Exercise: Where a line of the material contains the string "canario", copy that line.

<<<<

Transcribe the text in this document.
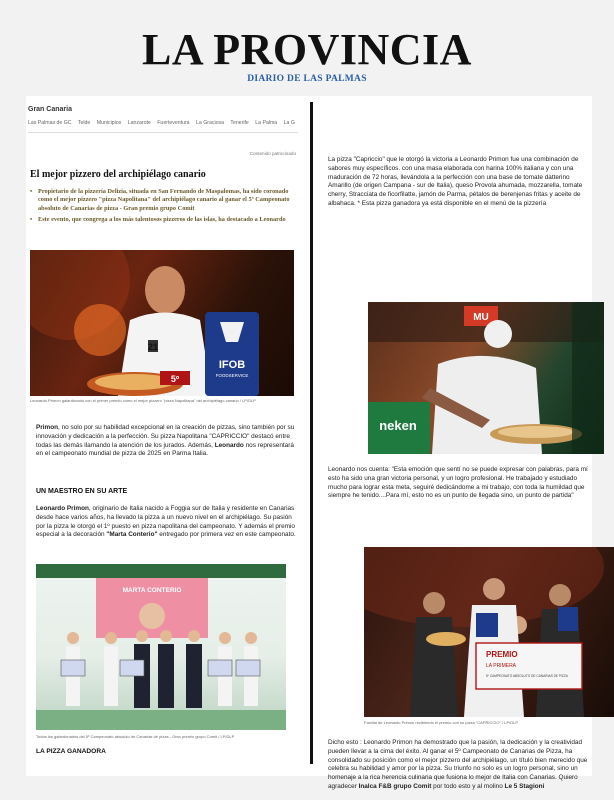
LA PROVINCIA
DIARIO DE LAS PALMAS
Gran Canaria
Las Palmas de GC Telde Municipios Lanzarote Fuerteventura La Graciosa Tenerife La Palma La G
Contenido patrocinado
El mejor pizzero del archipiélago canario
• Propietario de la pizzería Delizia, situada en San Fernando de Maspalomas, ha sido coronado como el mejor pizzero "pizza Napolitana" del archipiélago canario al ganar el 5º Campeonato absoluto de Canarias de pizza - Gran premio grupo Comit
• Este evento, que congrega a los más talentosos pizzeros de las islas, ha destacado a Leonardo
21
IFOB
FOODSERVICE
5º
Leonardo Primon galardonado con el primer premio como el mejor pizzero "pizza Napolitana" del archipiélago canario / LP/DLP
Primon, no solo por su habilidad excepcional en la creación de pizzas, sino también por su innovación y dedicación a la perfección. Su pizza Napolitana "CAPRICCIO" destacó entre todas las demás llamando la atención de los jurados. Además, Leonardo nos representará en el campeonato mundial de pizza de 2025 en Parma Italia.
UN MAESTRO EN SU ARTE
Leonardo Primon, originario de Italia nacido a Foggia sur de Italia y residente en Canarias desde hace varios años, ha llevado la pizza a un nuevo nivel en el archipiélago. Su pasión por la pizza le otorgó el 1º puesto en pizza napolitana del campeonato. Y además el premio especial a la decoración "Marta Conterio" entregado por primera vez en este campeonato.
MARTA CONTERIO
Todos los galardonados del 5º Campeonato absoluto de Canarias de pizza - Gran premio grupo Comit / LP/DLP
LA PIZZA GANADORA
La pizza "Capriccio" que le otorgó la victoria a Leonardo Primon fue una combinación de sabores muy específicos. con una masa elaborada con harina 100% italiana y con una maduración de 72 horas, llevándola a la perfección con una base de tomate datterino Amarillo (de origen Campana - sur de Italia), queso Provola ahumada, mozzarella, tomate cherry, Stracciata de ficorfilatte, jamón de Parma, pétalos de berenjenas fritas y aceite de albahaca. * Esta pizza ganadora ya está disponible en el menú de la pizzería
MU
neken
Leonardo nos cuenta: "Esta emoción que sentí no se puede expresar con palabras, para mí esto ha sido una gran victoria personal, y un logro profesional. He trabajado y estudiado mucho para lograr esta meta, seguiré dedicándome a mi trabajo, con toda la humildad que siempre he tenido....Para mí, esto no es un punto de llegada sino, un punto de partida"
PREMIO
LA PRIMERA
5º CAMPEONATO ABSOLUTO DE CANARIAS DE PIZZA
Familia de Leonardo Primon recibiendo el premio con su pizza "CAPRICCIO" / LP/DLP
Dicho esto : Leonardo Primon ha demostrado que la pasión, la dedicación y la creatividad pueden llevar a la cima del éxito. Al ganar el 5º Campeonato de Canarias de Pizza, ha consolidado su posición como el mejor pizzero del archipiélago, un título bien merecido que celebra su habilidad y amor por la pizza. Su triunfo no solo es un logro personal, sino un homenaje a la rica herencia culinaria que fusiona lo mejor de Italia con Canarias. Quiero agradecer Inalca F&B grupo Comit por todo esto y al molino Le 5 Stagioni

>>>>

Problem solution:
El mejor pizzero del archipiélago canario
• Propietario de la pizzería Delizia, situada en San Fernando de Maspalomas, ha sido coronado como el mejor pizzero "pizza Napolitana" del archipiélago canario al ganar el 5º Campeonato absoluto de Canarias de pizza - Gran premio grupo Comit
Leonardo Primon galardonado con el primer premio como el mejor pizzero "pizza Napolitana" del archipiélago canario / LP/DLP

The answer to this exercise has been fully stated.